Pictures do not belong in the copy; quote every entry below exactly.
-- Start Supplied records --
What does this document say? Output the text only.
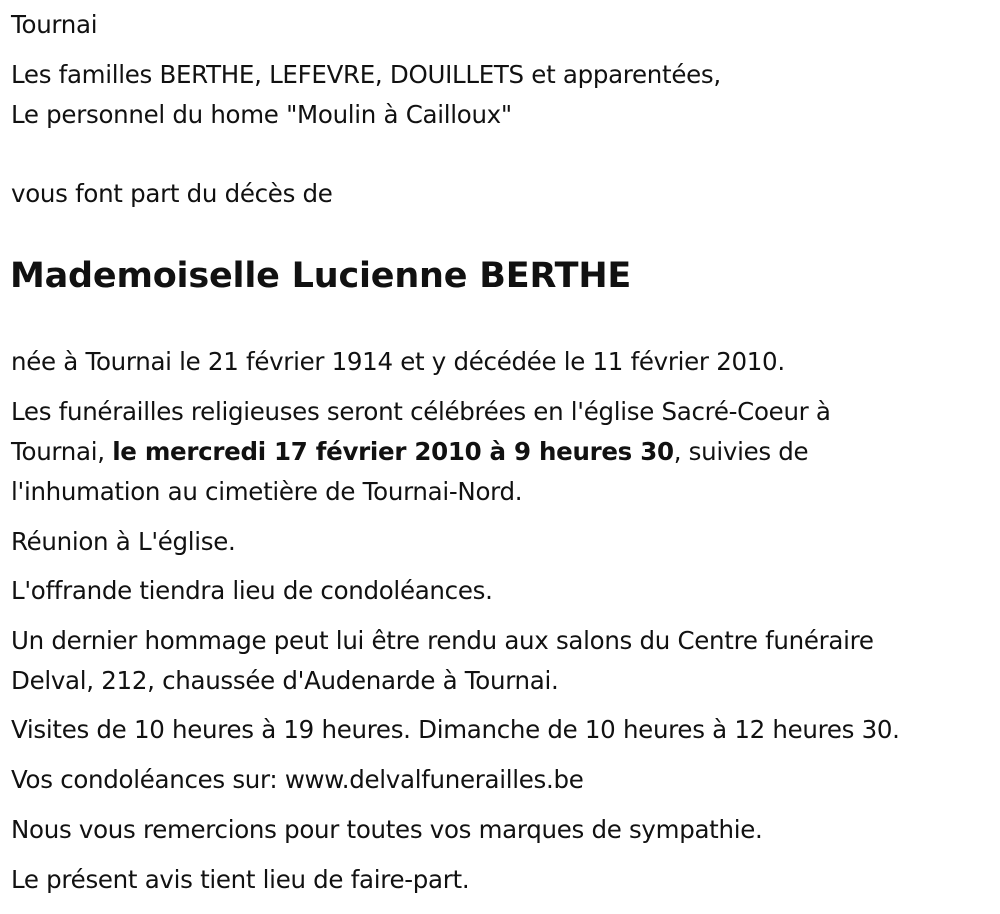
Tournai
Les familles BERTHE, LEFEVRE, DOUILLETS et apparentées,
Le personnel du home "Moulin à Cailloux"
vous font part du décès de
Mademoiselle Lucienne BERTHE
née à Tournai le 21 février 1914 et y décédée le 11 février 2010.
Les funérailles religieuses seront célébrées en l'église Sacré-Coeur à
Tournai, le mercredi 17 février 2010 à 9 heures 30, suivies de
l'inhumation au cimetière de Tournai-Nord.
Réunion à L'église.
L'offrande tiendra lieu de condoléances.
Un dernier hommage peut lui être rendu aux salons du Centre funéraire
Delval, 212, chaussée d'Audenarde à Tournai.
Visites de 10 heures à 19 heures. Dimanche de 10 heures à 12 heures 30.
Vos condoléances sur: www.delvalfunerailles.be
Nous vous remercions pour toutes vos marques de sympathie.
Le présent avis tient lieu de faire-part.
-- End Supplied records --
= Final result =
What does this document say? Output the text only.
Tournai
Les familles BERTHE, LEFEVRE, DOUILLETS et apparentées,
Le personnel du home "Moulin à Cailloux"
vous font part du décès de
Mademoiselle Lucienne BERTHE
née à Tournai le 21 février 1914 et y décédée le 11 février 2010.
Les funérailles religieuses seront célébrées en l'église Sacré-Coeur à
Tournai, le mercredi 17 février 2010 à 9 heures 30, suivies de
l'inhumation au cimetière de Tournai-Nord.
Réunion à L'église.
L'offrande tiendra lieu de condoléances.
Un dernier hommage peut lui être rendu aux salons du Centre funéraire
Delval, 212, chaussée d'Audenarde à Tournai.
Visites de 10 heures à 19 heures. Dimanche de 10 heures à 12 heures 30.
Vos condoléances sur: www.delvalfunerailles.be
Nous vous remercions pour toutes vos marques de sympathie.
Le présent avis tient lieu de faire-part.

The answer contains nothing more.